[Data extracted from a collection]

########

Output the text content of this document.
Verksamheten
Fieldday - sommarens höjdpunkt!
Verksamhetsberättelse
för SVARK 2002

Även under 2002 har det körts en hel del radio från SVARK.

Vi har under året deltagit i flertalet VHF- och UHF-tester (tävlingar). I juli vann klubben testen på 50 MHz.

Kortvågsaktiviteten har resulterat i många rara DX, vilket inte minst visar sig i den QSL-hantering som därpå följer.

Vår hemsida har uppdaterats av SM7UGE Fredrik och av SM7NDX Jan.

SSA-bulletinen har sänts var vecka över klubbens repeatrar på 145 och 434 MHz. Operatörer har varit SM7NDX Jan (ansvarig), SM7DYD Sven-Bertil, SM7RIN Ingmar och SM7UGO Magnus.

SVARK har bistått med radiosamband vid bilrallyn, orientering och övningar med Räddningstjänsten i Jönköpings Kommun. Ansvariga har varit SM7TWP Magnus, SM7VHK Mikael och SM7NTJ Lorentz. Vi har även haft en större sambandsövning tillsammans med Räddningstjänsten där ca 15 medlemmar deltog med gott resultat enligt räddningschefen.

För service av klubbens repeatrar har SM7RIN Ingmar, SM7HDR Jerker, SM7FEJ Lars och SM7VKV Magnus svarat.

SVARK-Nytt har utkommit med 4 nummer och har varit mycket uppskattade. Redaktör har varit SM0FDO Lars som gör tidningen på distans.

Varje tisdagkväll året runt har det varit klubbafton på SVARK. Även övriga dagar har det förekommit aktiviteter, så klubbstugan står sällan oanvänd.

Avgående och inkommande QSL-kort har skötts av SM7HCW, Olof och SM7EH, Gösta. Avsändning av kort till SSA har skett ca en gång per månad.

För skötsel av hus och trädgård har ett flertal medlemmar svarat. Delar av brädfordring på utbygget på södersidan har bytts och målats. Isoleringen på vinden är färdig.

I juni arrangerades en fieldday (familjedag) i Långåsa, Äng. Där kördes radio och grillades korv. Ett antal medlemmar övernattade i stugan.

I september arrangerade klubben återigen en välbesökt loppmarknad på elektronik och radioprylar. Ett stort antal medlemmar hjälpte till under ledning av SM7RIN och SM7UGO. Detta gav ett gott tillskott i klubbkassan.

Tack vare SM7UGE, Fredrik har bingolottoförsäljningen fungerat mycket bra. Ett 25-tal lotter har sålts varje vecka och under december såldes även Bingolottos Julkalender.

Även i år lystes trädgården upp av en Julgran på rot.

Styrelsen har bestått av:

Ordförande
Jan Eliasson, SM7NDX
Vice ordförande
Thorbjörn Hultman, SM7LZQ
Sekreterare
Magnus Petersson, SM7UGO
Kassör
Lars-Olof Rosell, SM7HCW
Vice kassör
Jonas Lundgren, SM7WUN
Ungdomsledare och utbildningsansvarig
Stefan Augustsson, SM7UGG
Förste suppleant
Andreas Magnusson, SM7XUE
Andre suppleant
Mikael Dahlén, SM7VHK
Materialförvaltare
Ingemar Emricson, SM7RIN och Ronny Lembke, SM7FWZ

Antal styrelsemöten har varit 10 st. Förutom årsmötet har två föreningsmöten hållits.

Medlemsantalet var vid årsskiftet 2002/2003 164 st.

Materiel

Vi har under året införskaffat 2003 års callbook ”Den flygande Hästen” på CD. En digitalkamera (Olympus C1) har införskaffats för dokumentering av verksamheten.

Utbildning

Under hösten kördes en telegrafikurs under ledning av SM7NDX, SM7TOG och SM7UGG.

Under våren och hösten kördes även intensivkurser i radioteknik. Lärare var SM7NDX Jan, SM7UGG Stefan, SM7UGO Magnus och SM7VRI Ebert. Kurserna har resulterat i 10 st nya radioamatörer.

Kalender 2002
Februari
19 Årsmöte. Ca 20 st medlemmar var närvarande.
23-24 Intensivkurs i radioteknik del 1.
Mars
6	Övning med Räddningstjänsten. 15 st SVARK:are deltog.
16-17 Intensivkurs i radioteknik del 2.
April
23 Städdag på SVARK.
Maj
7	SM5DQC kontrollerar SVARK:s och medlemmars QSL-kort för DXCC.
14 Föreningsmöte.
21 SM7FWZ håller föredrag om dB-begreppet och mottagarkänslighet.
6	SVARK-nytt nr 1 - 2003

########

→ **Task requirements**
Scan the listing above and copy all lines containing the word "Stefan".

→ **The response**
Stefan Augustsson, SM7UGG
Under våren och hösten kördes även intensivkurser i radioteknik. Lärare var SM7NDX Jan, SM7UGG Stefan, SM7UGO Magnus och SM7VRI Ebert. Kurserna har resulterat i 10 st nya radioamatörer.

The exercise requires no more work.